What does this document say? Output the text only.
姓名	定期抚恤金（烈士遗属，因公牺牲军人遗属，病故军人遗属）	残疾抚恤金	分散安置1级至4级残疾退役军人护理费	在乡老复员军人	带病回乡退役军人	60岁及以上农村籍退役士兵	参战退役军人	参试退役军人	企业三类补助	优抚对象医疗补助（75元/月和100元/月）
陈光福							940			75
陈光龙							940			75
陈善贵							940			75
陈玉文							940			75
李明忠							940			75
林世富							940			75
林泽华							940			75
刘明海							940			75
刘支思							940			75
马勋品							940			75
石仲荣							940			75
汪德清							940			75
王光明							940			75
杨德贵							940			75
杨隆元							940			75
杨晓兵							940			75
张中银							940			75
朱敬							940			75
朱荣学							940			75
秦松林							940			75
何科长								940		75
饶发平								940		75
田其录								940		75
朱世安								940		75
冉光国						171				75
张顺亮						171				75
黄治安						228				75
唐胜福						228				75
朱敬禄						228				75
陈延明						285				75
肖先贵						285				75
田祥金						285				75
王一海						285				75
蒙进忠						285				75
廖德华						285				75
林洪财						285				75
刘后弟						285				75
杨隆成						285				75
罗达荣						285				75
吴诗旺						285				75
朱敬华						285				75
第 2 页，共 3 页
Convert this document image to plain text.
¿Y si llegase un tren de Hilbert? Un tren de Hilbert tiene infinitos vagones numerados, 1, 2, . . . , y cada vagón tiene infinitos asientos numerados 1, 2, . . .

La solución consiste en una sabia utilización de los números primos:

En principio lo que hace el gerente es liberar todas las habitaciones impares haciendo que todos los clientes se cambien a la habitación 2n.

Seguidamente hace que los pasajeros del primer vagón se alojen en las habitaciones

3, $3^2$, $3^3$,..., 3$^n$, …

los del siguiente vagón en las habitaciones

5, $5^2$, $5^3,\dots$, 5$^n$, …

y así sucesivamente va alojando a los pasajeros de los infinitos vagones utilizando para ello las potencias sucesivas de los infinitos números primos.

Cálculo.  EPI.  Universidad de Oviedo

[TASK TO COMPLETE] Where a line above includes "números", copy that line.

[RESPONSE]
La solución consiste en una sabia utilización de los números primos:
y así sucesivamente va alojando a los pasajeros de los infinitos vagones utilizando para ello las potencias sucesivas de los infinitos números primos.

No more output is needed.